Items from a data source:

########

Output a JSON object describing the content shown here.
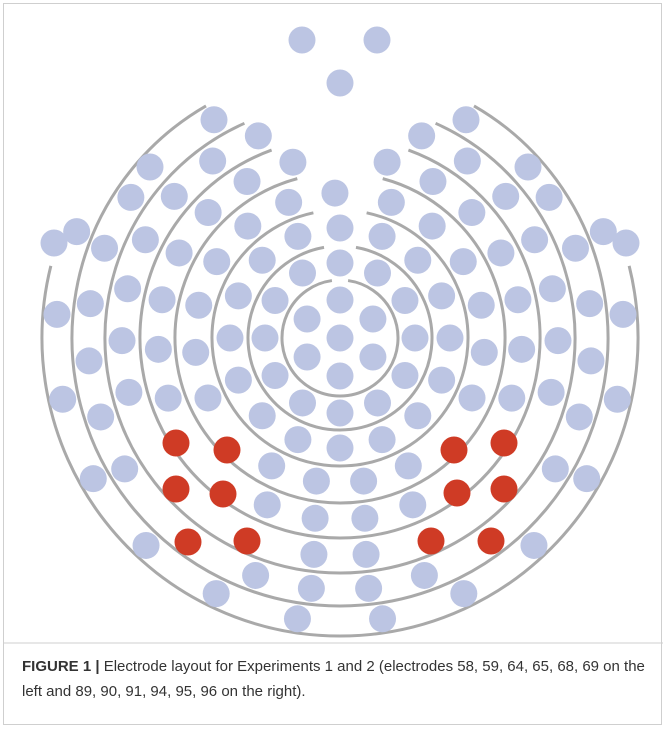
{
  "caption": {
    "label": "FIGURE 1 |",
    "text": "Electrode layout for Experiments 1 and 2 (electrodes 58, 59, 64, 65, 68, 69 on the left and 89, 90, 91, 94, 95, 96 on the right)."
  }
}
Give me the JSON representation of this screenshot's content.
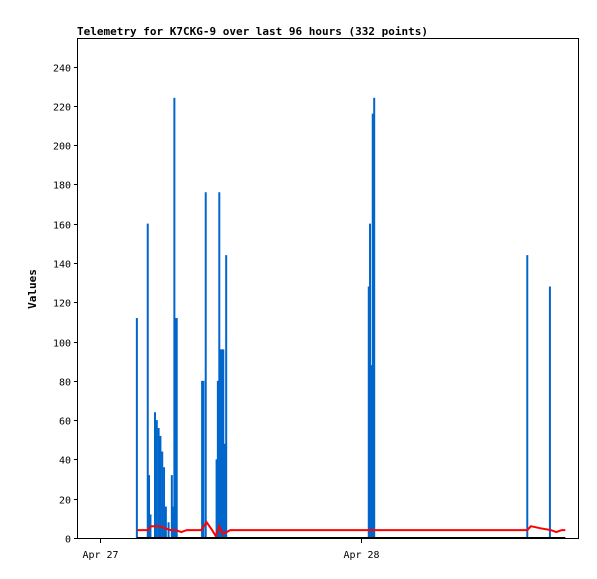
{
  "chart_data": {
    "type": "line",
    "title": "Telemetry for K7CKG-9 over last 96 hours (332 points)",
    "xlabel": "",
    "ylabel": "Values",
    "ylim": [
      0,
      254
    ],
    "yticks": [
      0,
      20,
      40,
      60,
      80,
      100,
      120,
      140,
      160,
      180,
      200,
      220,
      240
    ],
    "xlim": [
      "2024-04-26T22:00",
      "2024-04-28T20:00"
    ],
    "xticks": [
      {
        "label": "Apr 27",
        "t": "2024-04-27T00:00"
      },
      {
        "label": "Apr 28",
        "t": "2024-04-28T00:00"
      }
    ],
    "grid": false,
    "legend": "none",
    "series": [
      {
        "color": "#0066cc",
        "style": "spikes",
        "points": [
          [
            "2024-04-27T03:25",
            112
          ],
          [
            "2024-04-27T04:25",
            160
          ],
          [
            "2024-04-27T04:32",
            32
          ],
          [
            "2024-04-27T04:40",
            12
          ],
          [
            "2024-04-27T05:05",
            64
          ],
          [
            "2024-04-27T05:15",
            60
          ],
          [
            "2024-04-27T05:25",
            56
          ],
          [
            "2024-04-27T05:35",
            52
          ],
          [
            "2024-04-27T05:45",
            44
          ],
          [
            "2024-04-27T05:55",
            36
          ],
          [
            "2024-04-27T06:05",
            16
          ],
          [
            "2024-04-27T06:20",
            8
          ],
          [
            "2024-04-27T06:38",
            32
          ],
          [
            "2024-04-27T06:45",
            16
          ],
          [
            "2024-04-27T06:52",
            224
          ],
          [
            "2024-04-27T07:00",
            112
          ],
          [
            "2024-04-27T07:05",
            112
          ],
          [
            "2024-04-27T09:25",
            80
          ],
          [
            "2024-04-27T09:32",
            80
          ],
          [
            "2024-04-27T09:45",
            176
          ],
          [
            "2024-04-27T10:45",
            40
          ],
          [
            "2024-04-27T10:52",
            80
          ],
          [
            "2024-04-27T11:00",
            176
          ],
          [
            "2024-04-27T11:08",
            96
          ],
          [
            "2024-04-27T11:15",
            96
          ],
          [
            "2024-04-27T11:22",
            96
          ],
          [
            "2024-04-27T11:30",
            48
          ],
          [
            "2024-04-27T11:38",
            144
          ],
          [
            "2024-04-28T00:45",
            128
          ],
          [
            "2024-04-28T00:52",
            160
          ],
          [
            "2024-04-28T01:00",
            88
          ],
          [
            "2024-04-28T01:07",
            216
          ],
          [
            "2024-04-28T01:15",
            224
          ],
          [
            "2024-04-28T15:20",
            144
          ],
          [
            "2024-04-28T17:25",
            128
          ]
        ]
      },
      {
        "color": "#ff0000",
        "style": "line",
        "points": [
          [
            "2024-04-27T03:25",
            4
          ],
          [
            "2024-04-27T04:25",
            4
          ],
          [
            "2024-04-27T04:45",
            6
          ],
          [
            "2024-04-27T05:30",
            6
          ],
          [
            "2024-04-27T06:30",
            4
          ],
          [
            "2024-04-27T07:00",
            4
          ],
          [
            "2024-04-27T07:30",
            3
          ],
          [
            "2024-04-27T08:00",
            4
          ],
          [
            "2024-04-27T09:20",
            4
          ],
          [
            "2024-04-27T09:50",
            8
          ],
          [
            "2024-04-27T10:20",
            4
          ],
          [
            "2024-04-27T10:40",
            1
          ],
          [
            "2024-04-27T11:00",
            6
          ],
          [
            "2024-04-27T11:20",
            2
          ],
          [
            "2024-04-27T11:40",
            3
          ],
          [
            "2024-04-27T12:00",
            4
          ],
          [
            "2024-04-28T01:00",
            4
          ],
          [
            "2024-04-28T15:20",
            4
          ],
          [
            "2024-04-28T15:40",
            6
          ],
          [
            "2024-04-28T16:30",
            5
          ],
          [
            "2024-04-28T17:30",
            4
          ],
          [
            "2024-04-28T18:00",
            3
          ],
          [
            "2024-04-28T18:30",
            4
          ],
          [
            "2024-04-28T18:50",
            4
          ]
        ]
      },
      {
        "color": "#000000",
        "style": "line",
        "points": [
          [
            "2024-04-27T03:25",
            0
          ],
          [
            "2024-04-28T18:50",
            0
          ]
        ]
      }
    ]
  }
}
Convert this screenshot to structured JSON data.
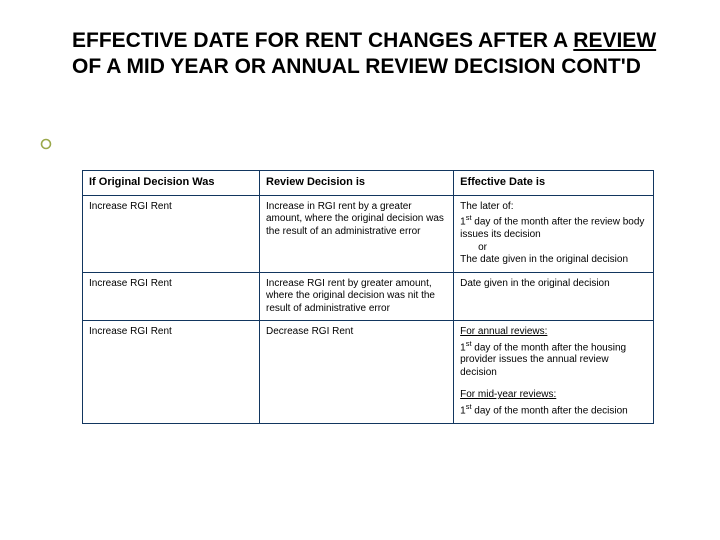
{
  "title": {
    "part1": "EFFECTIVE DATE FOR RENT CHANGES AFTER A ",
    "underlined": "REVIEW ",
    "part2": "OF A MID YEAR OR ANNUAL REVIEW DECISION CONT'D"
  },
  "bullet": {
    "stroke": "#9aa84a",
    "fill": "#ffffff"
  },
  "table": {
    "border_color": "#12365f",
    "header_fontsize": 11,
    "cell_fontsize": 10,
    "columns": [
      {
        "label": "If Original Decision Was"
      },
      {
        "label": "Review Decision is"
      },
      {
        "label": "Effective Date is"
      }
    ],
    "rows": [
      {
        "c1": "Increase RGI Rent",
        "c2": "Increase in RGI rent by a greater amount, where the original decision was the result of an administrative error",
        "c3_lines": [
          {
            "text": "The later of:"
          },
          {
            "text_pre": "1",
            "sup": "st",
            "text_post": " day of the month after the review body issues its decision"
          },
          {
            "indent": true,
            "text": "or"
          },
          {
            "text": "The date given in the original decision"
          }
        ]
      },
      {
        "c1": "Increase RGI Rent",
        "c2": "Increase RGI rent by greater amount, where the original decision was nit the result of administrative error",
        "c3_lines": [
          {
            "text": "Date given in the original decision"
          }
        ]
      },
      {
        "c1": "Increase RGI Rent",
        "c2": "Decrease RGI Rent",
        "c3_lines": [
          {
            "ul": true,
            "text": "For annual reviews:"
          },
          {
            "text_pre": "1",
            "sup": "st",
            "text_post": " day of the month after the housing provider issues the annual review decision"
          },
          {
            "spacer": true
          },
          {
            "ul": true,
            "text": "For mid-year reviews:"
          },
          {
            "text_pre": "1",
            "sup": "st",
            "text_post": " day of the month after the decision"
          }
        ]
      }
    ]
  }
}
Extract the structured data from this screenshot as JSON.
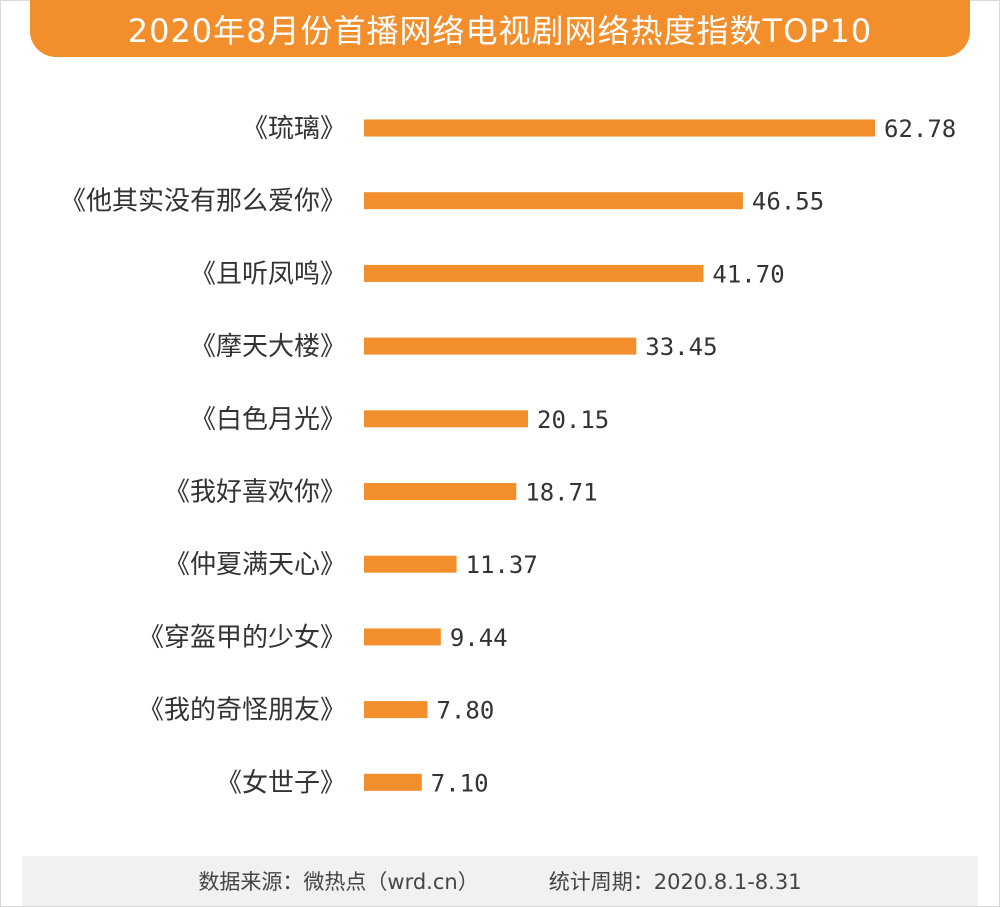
{
  "header": {
    "title": "2020年8月份首播网络电视剧网络热度指数TOP10"
  },
  "colors": {
    "accent": "#f28e2b"
  },
  "chart_data": {
    "type": "bar",
    "orientation": "horizontal",
    "title": "2020年8月份首播网络电视剧网络热度指数TOP10",
    "categories": [
      "《琉璃》",
      "《他其实没有那么爱你》",
      "《且听凤鸣》",
      "《摩天大楼》",
      "《白色月光》",
      "《我好喜欢你》",
      "《仲夏满天心》",
      "《穿盔甲的少女》",
      "《我的奇怪朋友》",
      "《女世子》"
    ],
    "values": [
      62.78,
      46.55,
      41.7,
      33.45,
      20.15,
      18.71,
      11.37,
      9.44,
      7.8,
      7.1
    ],
    "value_labels": [
      "62.78",
      "46.55",
      "41.70",
      "33.45",
      "20.15",
      "18.71",
      "11.37",
      "9.44",
      "7.80",
      "7.10"
    ],
    "grid": false,
    "legend": "none"
  },
  "footer": {
    "source": "数据来源：微热点（wrd.cn）",
    "period": "统计周期：2020.8.1-8.31"
  }
}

########

Output the data above without changes, apart from leaving out the pictures.

■ CORRECT RESULT ■
Output a JSON object describing the content shown here.
{
  "caption": {
    "label": "FIGURE 1 |",
    "text": "Electrode layout for Experiments 1 and 2 (electrodes 58, 59, 64, 65, 68, 69 on the left and 89, 90, 91, 94, 95, 96 on the right)."
  }
}
Give me the JSON representation of this screenshot's content.
{
  "chart_data": {
    "type": "line",
    "title": "Telemetry for K7CKG-9 over last 96 hours (332 points)",
    "xlabel": "",
    "ylabel": "Values",
    "ylim": [
      0,
      254
    ],
    "yticks": [
      0,
      20,
      40,
      60,
      80,
      100,
      120,
      140,
      160,
      180,
      200,
      220,
      240
    ],
    "xlim": [
      "2024-04-26T22:00",
      "2024-04-28T20:00"
    ],
    "xticks": [
      {
        "label": "Apr 27",
        "t": "2024-04-27T00:00"
      },
      {
        "label": "Apr 28",
        "t": "2024-04-28T00:00"
      }
    ],
    "grid": false,
    "legend": "none",
    "series": [
      {
        "color": "#0066cc",
        "style": "spikes",
        "points": [
          [
            "2024-04-27T03:25",
            112
          ],
          [
            "2024-04-27T04:25",
            160
          ],
          [
            "2024-04-27T04:32",
            32
          ],
          [
            "2024-04-27T04:40",
            12
          ],
          [
            "2024-04-27T05:05",
            64
          ],
          [
            "2024-04-27T05:15",
            60
          ],
          [
            "2024-04-27T05:25",
            56
          ],
          [
            "2024-04-27T05:35",
            52
          ],
          [
            "2024-04-27T05:45",
            44
          ],
          [
            "2024-04-27T05:55",
            36
          ],
          [
            "2024-04-27T06:05",
            16
          ],
          [
            "2024-04-27T06:20",
            8
          ],
          [
            "2024-04-27T06:38",
            32
          ],
          [
            "2024-04-27T06:45",
            16
          ],
          [
            "2024-04-27T06:52",
            224
          ],
          [
            "2024-04-27T07:00",
            112
          ],
          [
            "2024-04-27T07:05",
            112
          ],
          [
            "2024-04-27T09:25",
            80
          ],
          [
            "2024-04-27T09:32",
            80
          ],
          [
            "2024-04-27T09:45",
            176
          ],
          [
            "2024-04-27T10:45",
            40
          ],
          [
            "2024-04-27T10:52",
            80
          ],
          [
            "2024-04-27T11:00",
            176
          ],
          [
            "2024-04-27T11:08",
            96
          ],
          [
            "2024-04-27T11:15",
            96
          ],
          [
            "2024-04-27T11:22",
            96
          ],
          [
            "2024-04-27T11:30",
            48
          ],
          [
            "2024-04-27T11:38",
            144
          ],
          [
            "2024-04-28T00:45",
            128
          ],
          [
            "2024-04-28T00:52",
            160
          ],
          [
            "2024-04-28T01:00",
            88
          ],
          [
            "2024-04-28T01:07",
            216
          ],
          [
            "2024-04-28T01:15",
            224
          ],
          [
            "2024-04-28T15:20",
            144
          ],
          [
            "2024-04-28T17:25",
            128
          ]
        ]
      },
      {
        "color": "#ff0000",
        "style": "line",
        "points": [
          [
            "2024-04-27T03:25",
            4
          ],
          [
            "2024-04-27T04:25",
            4
          ],
          [
            "2024-04-27T04:45",
            6
          ],
          [
            "2024-04-27T05:30",
            6
          ],
          [
            "2024-04-27T06:30",
            4
          ],
          [
            "2024-04-27T07:00",
            4
          ],
          [
            "2024-04-27T07:30",
            3
          ],
          [
            "2024-04-27T08:00",
            4
          ],
          [
            "2024-04-27T09:20",
            4
          ],
          [
            "2024-04-27T09:50",
            8
          ],
          [
            "2024-04-27T10:20",
            4
          ],
          [
            "2024-04-27T10:40",
            1
          ],
          [
            "2024-04-27T11:00",
            6
          ],
          [
            "2024-04-27T11:20",
            2
          ],
          [
            "2024-04-27T11:40",
            3
          ],
          [
            "2024-04-27T12:00",
            4
          ],
          [
            "2024-04-28T01:00",
            4
          ],
          [
            "2024-04-28T15:20",
            4
          ],
          [
            "2024-04-28T15:40",
            6
          ],
          [
            "2024-04-28T16:30",
            5
          ],
          [
            "2024-04-28T17:30",
            4
          ],
          [
            "2024-04-28T18:00",
            3
          ],
          [
            "2024-04-28T18:30",
            4
          ],
          [
            "2024-04-28T18:50",
            4
          ]
        ]
      },
      {
        "color": "#000000",
        "style": "line",
        "points": [
          [
            "2024-04-27T03:25",
            0
          ],
          [
            "2024-04-28T18:50",
            0
          ]
        ]
      }
    ]
  }
}
Convert this screenshot to structured JSON data.
{
  "title": {
    "part1": "EFFECTIVE DATE FOR RENT CHANGES AFTER A ",
    "underlined": "REVIEW ",
    "part2": "OF A MID YEAR OR ANNUAL REVIEW DECISION CONT'D"
  },
  "bullet": {
    "stroke": "#9aa84a",
    "fill": "#ffffff"
  },
  "table": {
    "border_color": "#12365f",
    "header_fontsize": 11,
    "cell_fontsize": 10,
    "columns": [
      {
        "label": "If Original Decision Was"
      },
      {
        "label": "Review Decision is"
      },
      {
        "label": "Effective Date is"
      }
    ],
    "rows": [
      {
        "c1": "Increase RGI Rent",
        "c2": "Increase in RGI rent by a greater amount, where the original decision was the result of an administrative error",
        "c3_lines": [
          {
            "text": "The later of:"
          },
          {
            "text_pre": "1",
            "sup": "st",
            "text_post": " day of the month after the review body issues its decision"
          },
          {
            "indent": true,
            "text": "or"
          },
          {
            "text": "The date given in the original decision"
          }
        ]
      },
      {
        "c1": "Increase RGI Rent",
        "c2": "Increase RGI rent by greater amount, where the original decision was nit the result of administrative error",
        "c3_lines": [
          {
            "text": "Date given in the original decision"
          }
        ]
      },
      {
        "c1": "Increase RGI Rent",
        "c2": "Decrease RGI Rent",
        "c3_lines": [
          {
            "ul": true,
            "text": "For annual reviews:"
          },
          {
            "text_pre": "1",
            "sup": "st",
            "text_post": " day of the month after the housing provider issues the annual review decision"
          },
          {
            "spacer": true
          },
          {
            "ul": true,
            "text": "For mid-year reviews:"
          },
          {
            "text_pre": "1",
            "sup": "st",
            "text_post": " day of the month after the decision"
          }
        ]
      }
    ]
  }
}
Extract the structured data from this screenshot as JSON.
{
  "header": {
    "title": "2020年8月份首播网络电视剧网络热度指数TOP10"
  },
  "colors": {
    "accent": "#f28e2b"
  },
  "chart_data": {
    "type": "bar",
    "orientation": "horizontal",
    "title": "2020年8月份首播网络电视剧网络热度指数TOP10",
    "categories": [
      "《琉璃》",
      "《他其实没有那么爱你》",
      "《且听凤鸣》",
      "《摩天大楼》",
      "《白色月光》",
      "《我好喜欢你》",
      "《仲夏满天心》",
      "《穿盔甲的少女》",
      "《我的奇怪朋友》",
      "《女世子》"
    ],
    "values": [
      62.78,
      46.55,
      41.7,
      33.45,
      20.15,
      18.71,
      11.37,
      9.44,
      7.8,
      7.1
    ],
    "value_labels": [
      "62.78",
      "46.55",
      "41.70",
      "33.45",
      "20.15",
      "18.71",
      "11.37",
      "9.44",
      "7.80",
      "7.10"
    ],
    "grid": false,
    "legend": "none"
  },
  "footer": {
    "source": "数据来源：微热点（wrd.cn）",
    "period": "统计周期：2020.8.1-8.31"
  }
}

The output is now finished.